- [Given task]
In the data below, find each line containing the string "Mijn" and return it.

----------------------------------------

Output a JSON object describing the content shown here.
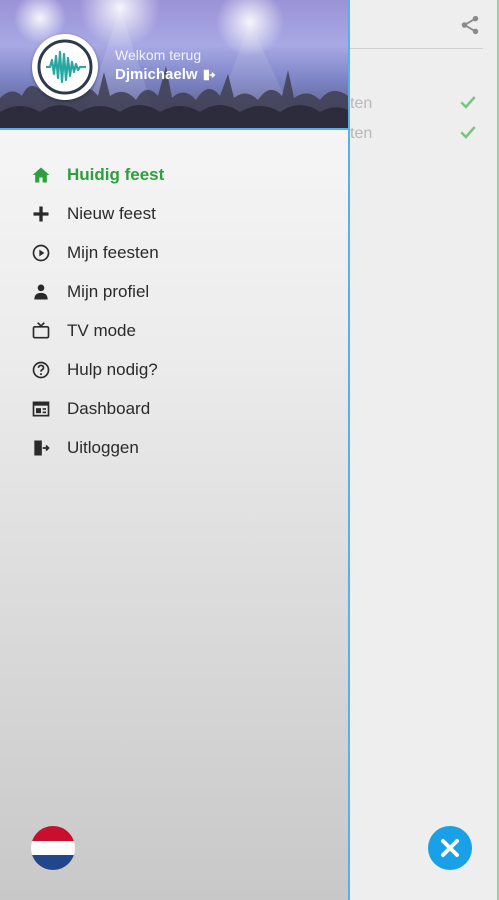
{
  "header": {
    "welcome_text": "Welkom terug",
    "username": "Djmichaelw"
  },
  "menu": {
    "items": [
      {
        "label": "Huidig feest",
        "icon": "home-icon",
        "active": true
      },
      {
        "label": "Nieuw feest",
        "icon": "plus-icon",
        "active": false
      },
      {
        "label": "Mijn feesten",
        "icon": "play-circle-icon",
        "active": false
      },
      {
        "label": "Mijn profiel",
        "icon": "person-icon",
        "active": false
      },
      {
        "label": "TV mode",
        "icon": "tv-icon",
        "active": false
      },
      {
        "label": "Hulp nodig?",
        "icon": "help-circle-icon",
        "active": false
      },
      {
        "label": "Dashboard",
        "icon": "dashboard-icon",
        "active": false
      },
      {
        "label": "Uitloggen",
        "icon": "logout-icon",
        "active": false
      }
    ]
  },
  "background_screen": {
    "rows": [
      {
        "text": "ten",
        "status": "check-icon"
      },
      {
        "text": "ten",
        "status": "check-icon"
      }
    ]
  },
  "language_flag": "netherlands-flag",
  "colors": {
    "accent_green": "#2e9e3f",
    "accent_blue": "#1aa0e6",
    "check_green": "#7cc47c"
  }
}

----------------------------------------

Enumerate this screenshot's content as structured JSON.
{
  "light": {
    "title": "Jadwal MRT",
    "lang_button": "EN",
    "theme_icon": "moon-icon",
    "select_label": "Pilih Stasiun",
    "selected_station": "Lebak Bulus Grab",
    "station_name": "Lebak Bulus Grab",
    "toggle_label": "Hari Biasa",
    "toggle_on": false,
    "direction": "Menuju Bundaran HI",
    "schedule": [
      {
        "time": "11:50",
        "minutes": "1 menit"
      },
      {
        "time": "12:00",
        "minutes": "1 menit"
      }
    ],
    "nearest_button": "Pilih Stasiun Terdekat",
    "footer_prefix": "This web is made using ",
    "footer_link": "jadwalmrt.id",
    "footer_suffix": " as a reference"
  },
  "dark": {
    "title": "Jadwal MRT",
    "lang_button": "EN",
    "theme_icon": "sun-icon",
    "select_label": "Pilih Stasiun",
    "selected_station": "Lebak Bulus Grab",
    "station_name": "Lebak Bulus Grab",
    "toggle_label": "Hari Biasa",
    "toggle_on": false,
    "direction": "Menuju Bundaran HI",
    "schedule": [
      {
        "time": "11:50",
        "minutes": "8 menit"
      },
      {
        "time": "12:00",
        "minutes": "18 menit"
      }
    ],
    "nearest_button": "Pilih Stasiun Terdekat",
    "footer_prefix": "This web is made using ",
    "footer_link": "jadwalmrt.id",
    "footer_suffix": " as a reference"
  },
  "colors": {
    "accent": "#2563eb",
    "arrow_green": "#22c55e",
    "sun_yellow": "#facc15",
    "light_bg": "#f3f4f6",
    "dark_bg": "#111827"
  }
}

----------------------------------------

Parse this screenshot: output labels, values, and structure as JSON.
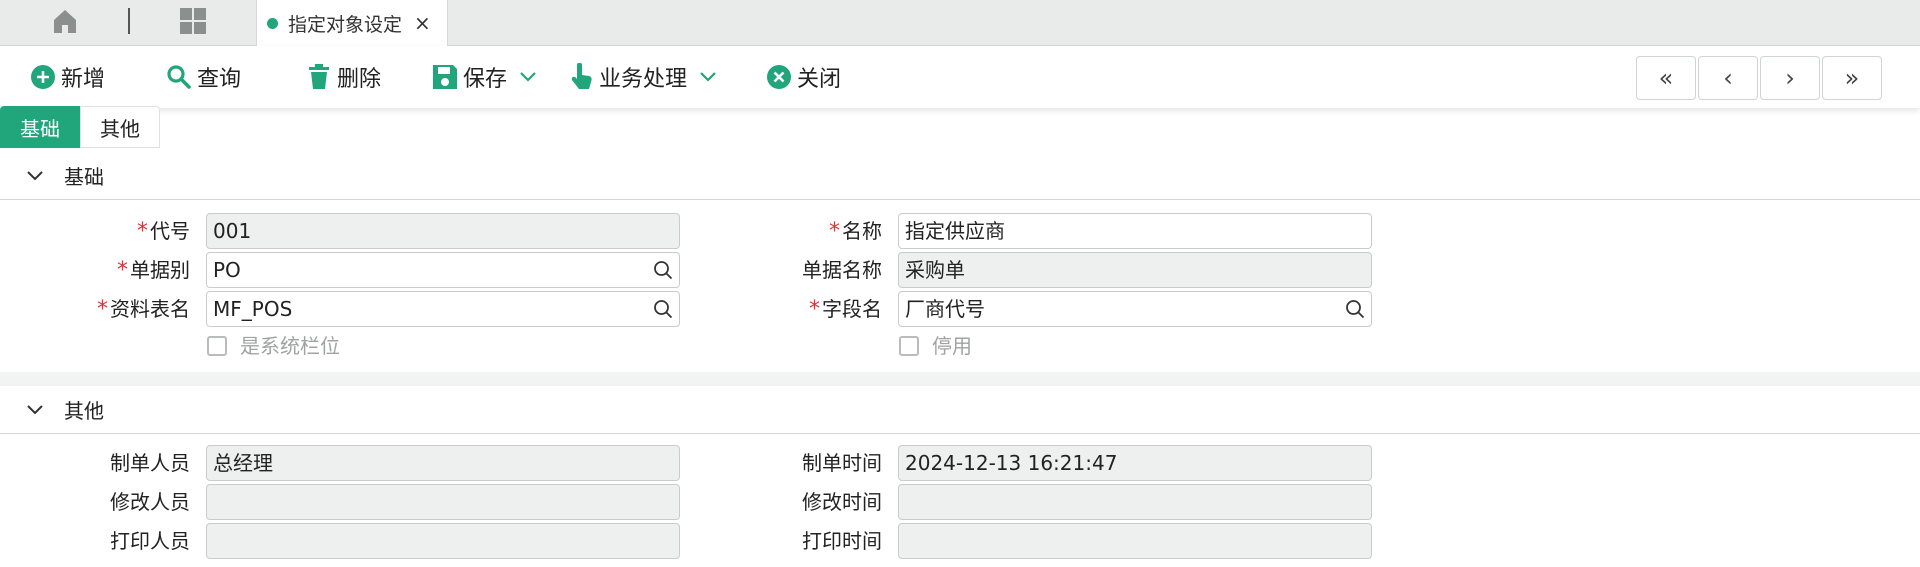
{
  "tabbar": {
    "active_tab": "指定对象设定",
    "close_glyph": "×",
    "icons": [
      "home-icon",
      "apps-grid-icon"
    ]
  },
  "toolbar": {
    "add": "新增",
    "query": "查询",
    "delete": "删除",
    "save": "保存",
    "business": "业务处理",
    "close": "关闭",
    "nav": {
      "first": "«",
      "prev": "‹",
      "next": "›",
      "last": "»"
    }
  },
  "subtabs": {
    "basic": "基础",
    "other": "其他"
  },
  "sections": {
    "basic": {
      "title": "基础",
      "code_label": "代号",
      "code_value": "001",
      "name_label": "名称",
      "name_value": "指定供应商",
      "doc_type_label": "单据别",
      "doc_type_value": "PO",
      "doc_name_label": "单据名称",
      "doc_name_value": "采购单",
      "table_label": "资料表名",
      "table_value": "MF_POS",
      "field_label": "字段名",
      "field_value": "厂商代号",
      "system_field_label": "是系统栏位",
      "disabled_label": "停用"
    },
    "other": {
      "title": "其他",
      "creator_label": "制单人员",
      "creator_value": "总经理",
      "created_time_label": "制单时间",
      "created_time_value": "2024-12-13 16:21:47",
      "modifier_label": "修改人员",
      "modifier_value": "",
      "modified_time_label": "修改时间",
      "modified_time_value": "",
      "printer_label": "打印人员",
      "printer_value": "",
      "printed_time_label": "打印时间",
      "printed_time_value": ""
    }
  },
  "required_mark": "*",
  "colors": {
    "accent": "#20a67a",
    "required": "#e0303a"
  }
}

----------------------------------------

- [Answer to this exercise]
        "label": "Mijn feesten",
        "label": "Mijn profiel",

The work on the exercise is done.